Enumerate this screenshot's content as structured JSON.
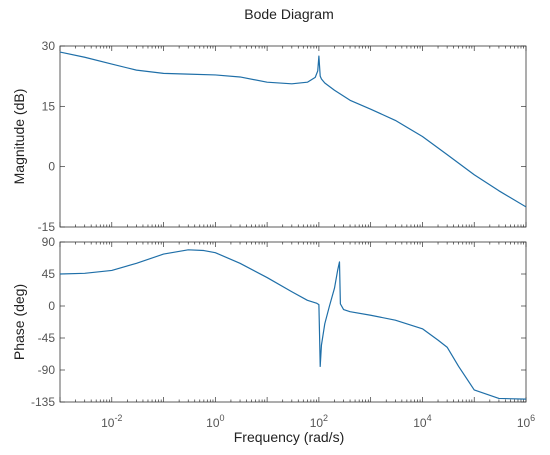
{
  "chart_data": {
    "type": "line",
    "title": "Bode Diagram",
    "xlabel": "Frequency  (rad/s)",
    "xscale": "log",
    "xlim": [
      0.001,
      1000000
    ],
    "x_ticks": [
      {
        "base": "10",
        "exp": "-2",
        "value": 0.01
      },
      {
        "base": "10",
        "exp": "0",
        "value": 1
      },
      {
        "base": "10",
        "exp": "2",
        "value": 100
      },
      {
        "base": "10",
        "exp": "4",
        "value": 10000
      },
      {
        "base": "10",
        "exp": "6",
        "value": 1000000
      }
    ],
    "line_color": "#1f6fa8",
    "grid": false,
    "panels": [
      {
        "name": "magnitude",
        "ylabel": "Magnitude (dB)",
        "ylim": [
          -15,
          30
        ],
        "y_ticks": [
          "30",
          "15",
          "0",
          "-15"
        ],
        "y_tick_values": [
          30,
          15,
          0,
          -15
        ],
        "series": [
          {
            "x": [
              0.001,
              0.003,
              0.01,
              0.03,
              0.1,
              0.3,
              1,
              3,
              10,
              30,
              60,
              85,
              95,
              100,
              103,
              106,
              112,
              130,
              200,
              400,
              1000,
              3000,
              10000,
              30000,
              100000,
              300000,
              1000000
            ],
            "y": [
              28.5,
              27.2,
              25.5,
              24,
              23.2,
              23,
              22.8,
              22.3,
              21,
              20.6,
              21,
              22.2,
              23.8,
              27.5,
              25,
              22.5,
              21.8,
              20.8,
              19,
              16.5,
              14.3,
              11.5,
              7.5,
              3,
              -2,
              -6,
              -10
            ]
          }
        ]
      },
      {
        "name": "phase",
        "ylabel": "Phase (deg)",
        "ylim": [
          -135,
          90
        ],
        "y_ticks": [
          "90",
          "45",
          "0",
          "-45",
          "-90",
          "-135"
        ],
        "y_tick_values": [
          90,
          45,
          0,
          -45,
          -90,
          -135
        ],
        "series": [
          {
            "x": [
              0.001,
              0.003,
              0.01,
              0.03,
              0.1,
              0.3,
              0.6,
              1,
              3,
              10,
              30,
              60,
              90,
              100,
              103,
              106,
              112,
              130,
              160,
              200,
              230,
              250,
              260,
              300,
              400,
              1000,
              3000,
              10000,
              20000,
              30000,
              50000,
              100000,
              300000,
              1000000
            ],
            "y": [
              45,
              46,
              50,
              60,
              73,
              79,
              78,
              75,
              60,
              40,
              20,
              8,
              4,
              2,
              -40,
              -85,
              -55,
              -25,
              0,
              25,
              50,
              62,
              3,
              -5,
              -8,
              -13,
              -20,
              -32,
              -48,
              -58,
              -85,
              -118,
              -130,
              -131
            ]
          }
        ]
      }
    ]
  }
}
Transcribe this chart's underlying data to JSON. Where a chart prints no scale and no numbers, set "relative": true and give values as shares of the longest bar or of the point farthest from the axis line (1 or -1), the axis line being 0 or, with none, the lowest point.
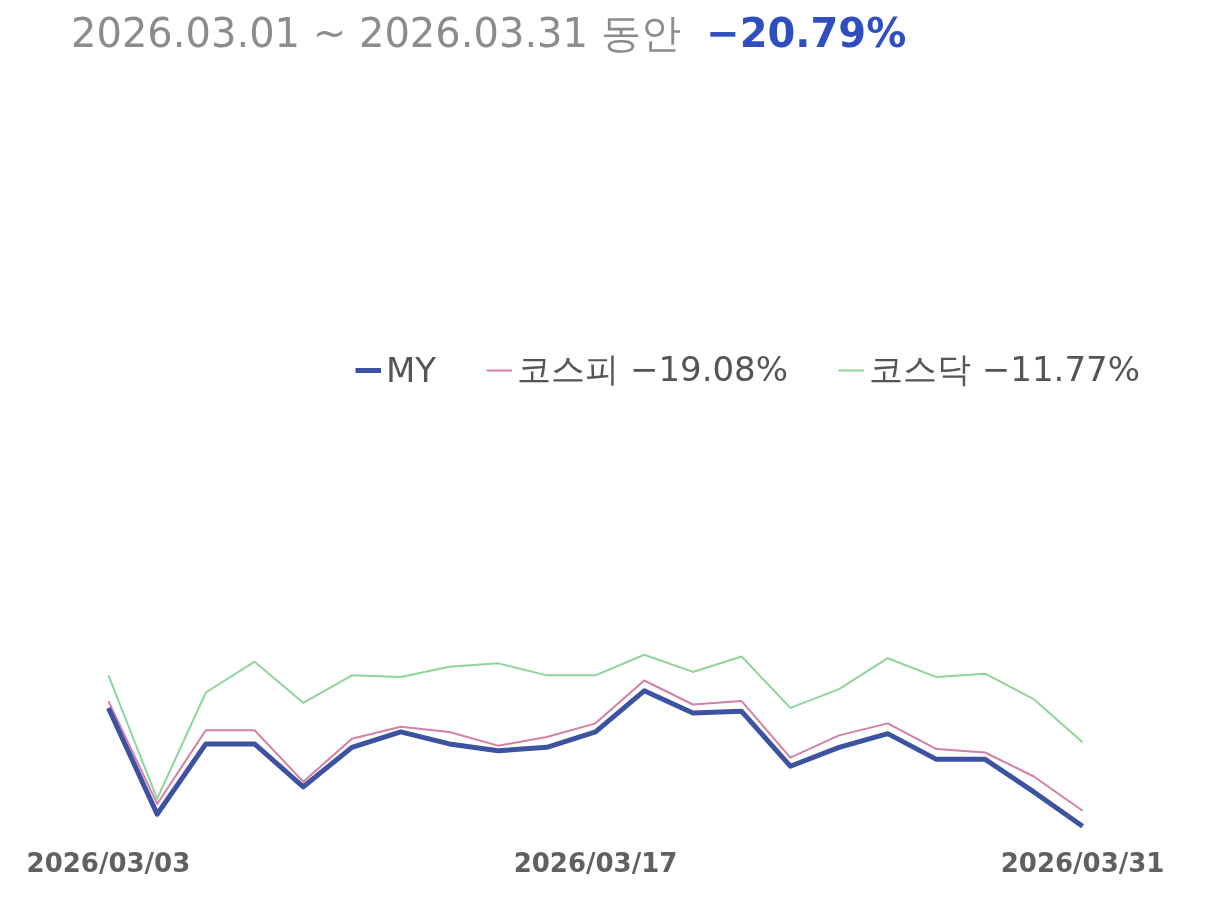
{
  "chart_data": {
    "type": "line",
    "title": "2026.03.01 ~ 2026.03.31 동안",
    "annotations": [
      "−20.79%"
    ],
    "relative": true,
    "legend": "top",
    "grid": false,
    "marker": "none",
    "line_style": "solid",
    "categories": [
      "2026/03/03",
      null,
      null,
      null,
      null,
      null,
      null,
      null,
      null,
      null,
      "2026/03/17",
      null,
      null,
      null,
      null,
      null,
      null,
      null,
      null,
      null,
      "2026/03/31"
    ],
    "series": [
      {
        "name": "MY",
        "color": "#3d52a0",
        "values": [
          0.69,
          0.07,
          0.48,
          0.48,
          0.23,
          0.46,
          0.55,
          0.48,
          0.44,
          0.46,
          0.55,
          0.79,
          0.66,
          0.67,
          0.35,
          0.46,
          0.54,
          0.39,
          0.39,
          0.2,
          0
        ]
      },
      {
        "name": "코스피 −19.08%",
        "color": "#d47fa6",
        "values": [
          0.73,
          0.13,
          0.56,
          0.56,
          0.26,
          0.51,
          0.58,
          0.55,
          0.47,
          0.52,
          0.6,
          0.85,
          0.71,
          0.73,
          0.4,
          0.53,
          0.6,
          0.45,
          0.43,
          0.29,
          0.09
        ]
      },
      {
        "name": "코스닥 −11.77%",
        "color": "#8fd49c",
        "values": [
          0.88,
          0.16,
          0.78,
          0.96,
          0.72,
          0.88,
          0.87,
          0.93,
          0.95,
          0.88,
          0.88,
          1.0,
          0.9,
          0.99,
          0.69,
          0.8,
          0.98,
          0.87,
          0.89,
          0.74,
          0.49
        ]
      }
    ]
  }
}
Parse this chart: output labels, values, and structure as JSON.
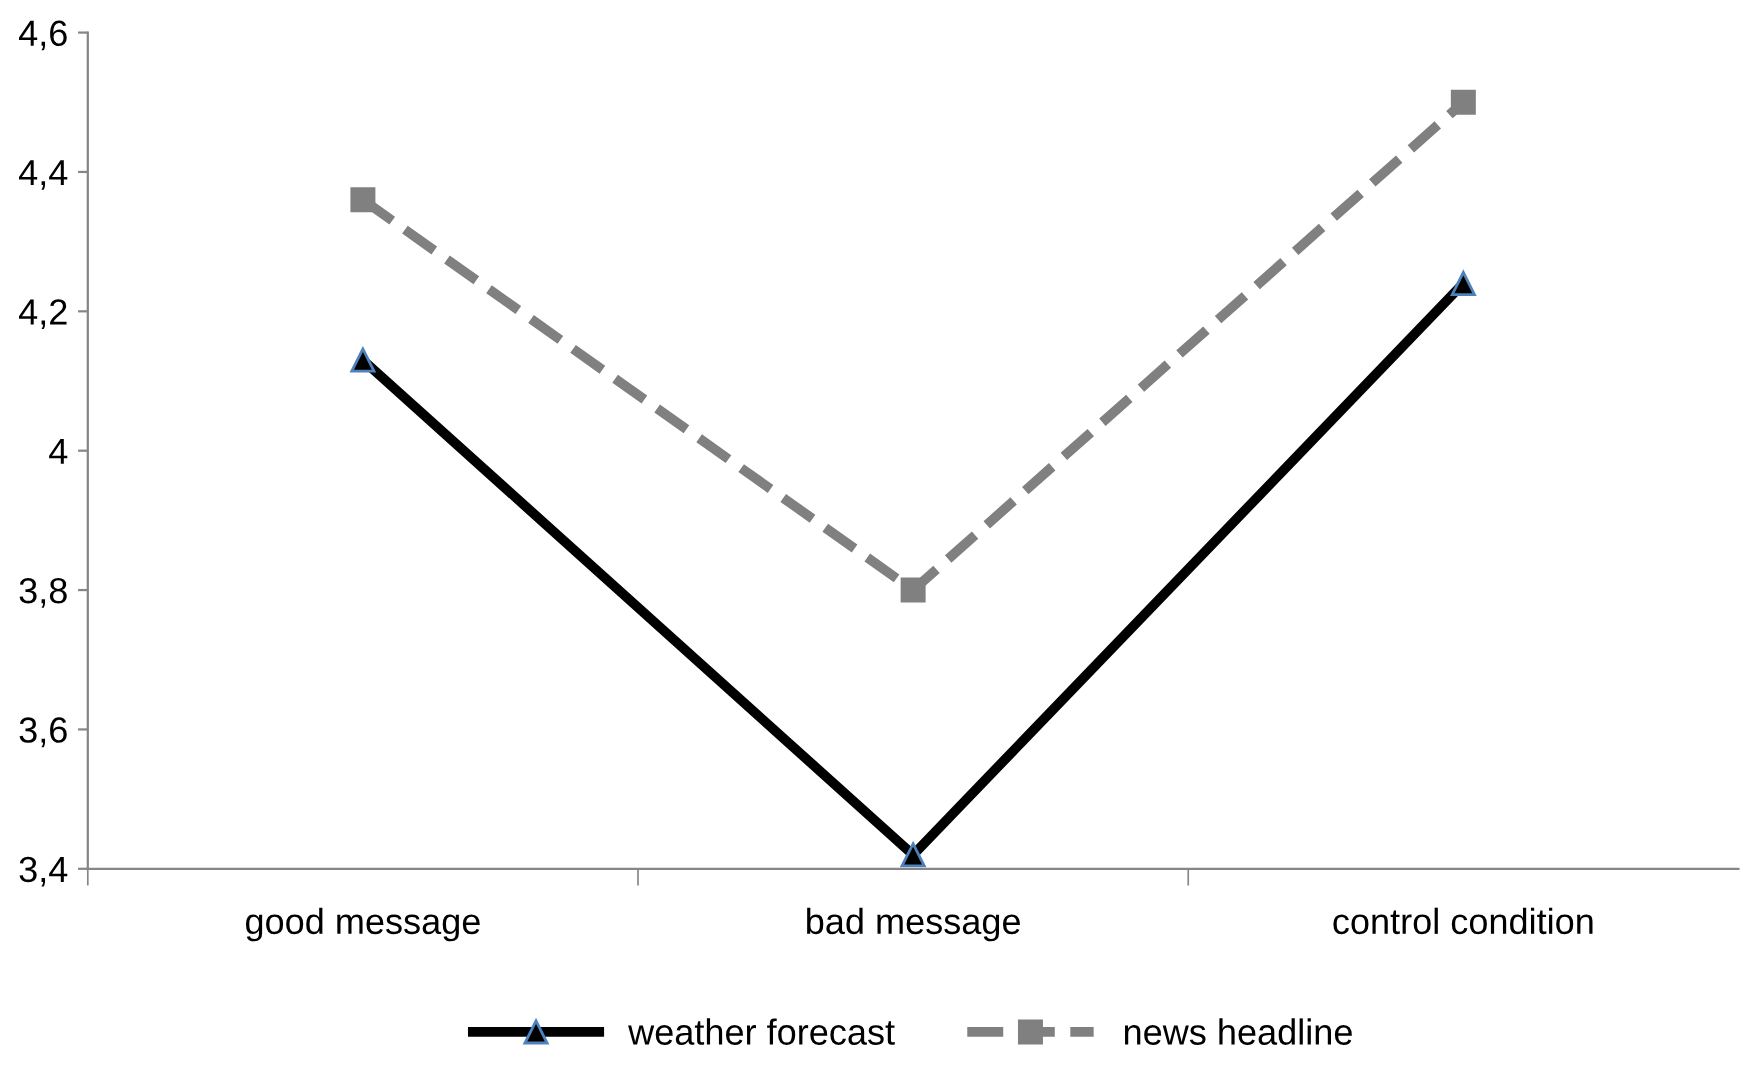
{
  "chart_data": {
    "type": "line",
    "categories": [
      "good message",
      "bad message",
      "control condition"
    ],
    "series": [
      {
        "name": "weather forecast",
        "color": "#000000",
        "marker": "triangle",
        "line_style": "solid",
        "values": [
          4.13,
          3.42,
          4.24
        ]
      },
      {
        "name": "news headline",
        "color": "#808080",
        "marker": "square",
        "line_style": "dashed",
        "values": [
          4.36,
          3.8,
          4.5
        ]
      }
    ],
    "ylim": [
      3.4,
      4.6
    ],
    "yticks": [
      {
        "value": 3.4,
        "label": "3,4"
      },
      {
        "value": 3.6,
        "label": "3,6"
      },
      {
        "value": 3.8,
        "label": "3,8"
      },
      4,
      {
        "value": 4.2,
        "label": "4,2"
      },
      {
        "value": 4.4,
        "label": "4,4"
      },
      {
        "value": 4.6,
        "label": "4,6"
      }
    ],
    "grid": false,
    "legend": "bottom"
  }
}
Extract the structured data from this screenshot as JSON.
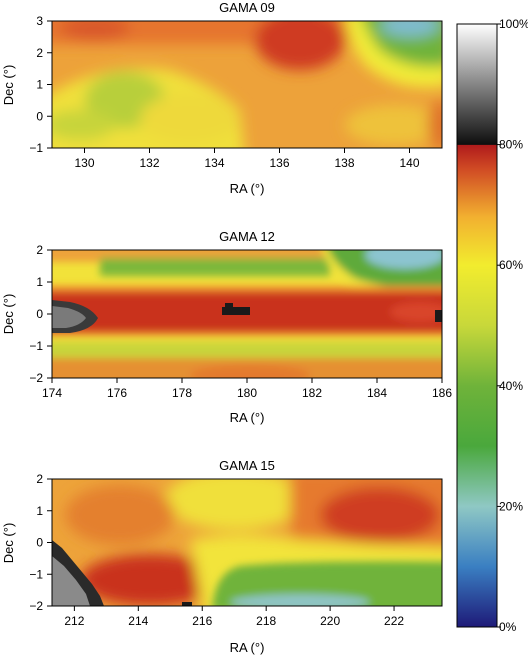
{
  "chart_data": [
    {
      "type": "heatmap",
      "title": "GAMA 09",
      "xlabel": "RA (°)",
      "ylabel": "Dec (°)",
      "xlim": [
        129,
        141
      ],
      "ylim": [
        -1,
        3
      ],
      "x_ticks": [
        "130",
        "132",
        "134",
        "136",
        "138",
        "140"
      ],
      "y_ticks": [
        "−1",
        "0",
        "1",
        "2",
        "3"
      ],
      "x_tick_values": [
        130,
        132,
        134,
        136,
        138,
        140
      ],
      "y_tick_values": [
        -1,
        0,
        1,
        2,
        3
      ]
    },
    {
      "type": "heatmap",
      "title": "GAMA 12",
      "xlabel": "RA (°)",
      "ylabel": "Dec (°)",
      "xlim": [
        174,
        186
      ],
      "ylim": [
        -2,
        2
      ],
      "x_ticks": [
        "174",
        "176",
        "178",
        "180",
        "182",
        "184",
        "186"
      ],
      "y_ticks": [
        "−2",
        "−1",
        "0",
        "1",
        "2"
      ],
      "x_tick_values": [
        174,
        176,
        178,
        180,
        182,
        184,
        186
      ],
      "y_tick_values": [
        -2,
        -1,
        0,
        1,
        2
      ]
    },
    {
      "type": "heatmap",
      "title": "GAMA 15",
      "xlabel": "RA (°)",
      "ylabel": "Dec (°)",
      "xlim": [
        211.3,
        223.5
      ],
      "ylim": [
        -2,
        2
      ],
      "x_ticks": [
        "212",
        "214",
        "216",
        "218",
        "220",
        "222"
      ],
      "y_ticks": [
        "−2",
        "−1",
        "0",
        "1",
        "2"
      ],
      "x_tick_values": [
        212,
        214,
        216,
        218,
        220,
        222
      ],
      "y_tick_values": [
        -2,
        -1,
        0,
        1,
        2
      ]
    }
  ],
  "colorbar": {
    "labels": [
      "100%",
      "80%",
      "60%",
      "40%",
      "20%",
      "0%"
    ],
    "values": [
      100,
      80,
      60,
      40,
      20,
      0
    ],
    "colors_low_to_high": [
      "#1e1a78",
      "#3a7fc2",
      "#8fc8c4",
      "#4aa83c",
      "#a8c83a",
      "#f2ec2e",
      "#f2a030",
      "#c83424",
      "#b01c1c",
      "#1a1a1a",
      "#7a7a7a",
      "#ffffff"
    ]
  },
  "colors": {
    "dark": "#1a1a1a",
    "red": "#c62d1f",
    "orange": "#e58a2f",
    "yellow": "#efe13a",
    "green": "#6fb33a",
    "blue": "#74b6d6"
  }
}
▬▬▬
Identify each line in the records above containing the word "true"; copy those lines.

Transcribe this chart's underlying data to JSON. Where a chart prints no scale and no numbers, set "relative": true and give values as shares of the longest bar or of the point farthest from the axis line (1 or -1), the axis line being 0 or, with none, the lowest point.
    "relative": true,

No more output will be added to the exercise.